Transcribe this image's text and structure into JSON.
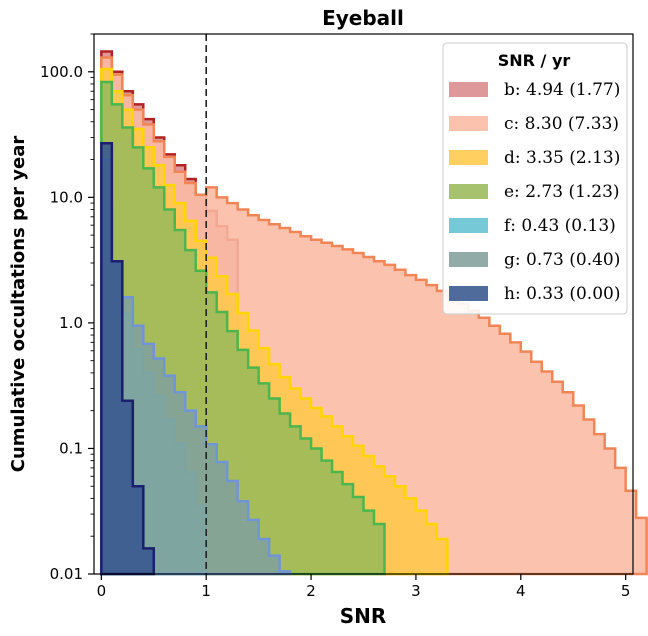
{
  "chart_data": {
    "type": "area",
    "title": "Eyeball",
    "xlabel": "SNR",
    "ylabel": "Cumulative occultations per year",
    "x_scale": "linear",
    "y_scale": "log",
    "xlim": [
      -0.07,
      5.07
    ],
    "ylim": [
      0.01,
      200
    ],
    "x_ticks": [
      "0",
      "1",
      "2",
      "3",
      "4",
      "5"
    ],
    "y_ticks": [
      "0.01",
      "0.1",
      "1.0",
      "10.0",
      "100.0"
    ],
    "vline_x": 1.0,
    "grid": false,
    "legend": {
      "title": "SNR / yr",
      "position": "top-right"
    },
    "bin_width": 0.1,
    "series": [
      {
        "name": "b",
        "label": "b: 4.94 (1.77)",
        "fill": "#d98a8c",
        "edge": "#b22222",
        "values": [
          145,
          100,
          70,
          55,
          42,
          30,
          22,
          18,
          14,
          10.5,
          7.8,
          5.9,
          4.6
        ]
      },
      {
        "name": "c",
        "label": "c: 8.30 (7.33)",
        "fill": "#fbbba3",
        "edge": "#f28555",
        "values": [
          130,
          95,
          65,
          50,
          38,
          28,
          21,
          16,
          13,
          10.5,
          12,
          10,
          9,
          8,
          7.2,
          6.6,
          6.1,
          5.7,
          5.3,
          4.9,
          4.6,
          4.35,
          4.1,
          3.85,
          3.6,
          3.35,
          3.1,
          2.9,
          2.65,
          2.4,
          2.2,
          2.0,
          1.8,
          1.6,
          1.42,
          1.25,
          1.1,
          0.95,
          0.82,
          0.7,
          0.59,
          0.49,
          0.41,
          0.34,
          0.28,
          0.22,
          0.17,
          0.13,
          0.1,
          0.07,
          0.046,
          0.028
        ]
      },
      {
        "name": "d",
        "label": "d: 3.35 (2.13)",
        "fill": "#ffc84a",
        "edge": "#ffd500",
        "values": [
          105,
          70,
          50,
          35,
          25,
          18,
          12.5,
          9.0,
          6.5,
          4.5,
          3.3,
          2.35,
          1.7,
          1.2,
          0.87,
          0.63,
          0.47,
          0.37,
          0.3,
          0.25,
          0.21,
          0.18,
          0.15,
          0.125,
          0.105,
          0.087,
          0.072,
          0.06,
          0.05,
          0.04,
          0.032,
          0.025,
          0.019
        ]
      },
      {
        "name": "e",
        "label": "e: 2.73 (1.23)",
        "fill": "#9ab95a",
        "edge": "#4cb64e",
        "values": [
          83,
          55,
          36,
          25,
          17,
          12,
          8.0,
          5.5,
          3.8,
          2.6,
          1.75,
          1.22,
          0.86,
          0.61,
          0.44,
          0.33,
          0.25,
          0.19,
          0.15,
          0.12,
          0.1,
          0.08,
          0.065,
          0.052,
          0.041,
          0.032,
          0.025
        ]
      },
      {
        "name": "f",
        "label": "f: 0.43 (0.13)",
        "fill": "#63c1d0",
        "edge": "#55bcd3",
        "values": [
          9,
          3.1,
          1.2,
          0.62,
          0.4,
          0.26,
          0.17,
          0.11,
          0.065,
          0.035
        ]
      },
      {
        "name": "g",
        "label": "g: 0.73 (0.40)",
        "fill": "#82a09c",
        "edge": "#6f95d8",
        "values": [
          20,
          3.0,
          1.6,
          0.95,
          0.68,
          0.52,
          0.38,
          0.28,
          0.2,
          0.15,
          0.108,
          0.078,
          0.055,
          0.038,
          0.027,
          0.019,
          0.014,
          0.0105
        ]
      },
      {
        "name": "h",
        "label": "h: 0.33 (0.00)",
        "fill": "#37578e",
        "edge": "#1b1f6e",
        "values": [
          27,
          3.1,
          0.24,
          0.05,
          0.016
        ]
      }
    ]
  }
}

GIVEN TASK » From the entries above, copy every line that holds the word "edge".

FULL OUTPUT »
        "edge": "#b22222",
        "edge": "#f28555",
        "edge": "#ffd500",
        "edge": "#4cb64e",
        "edge": "#55bcd3",
        "edge": "#6f95d8",
        "edge": "#1b1f6e",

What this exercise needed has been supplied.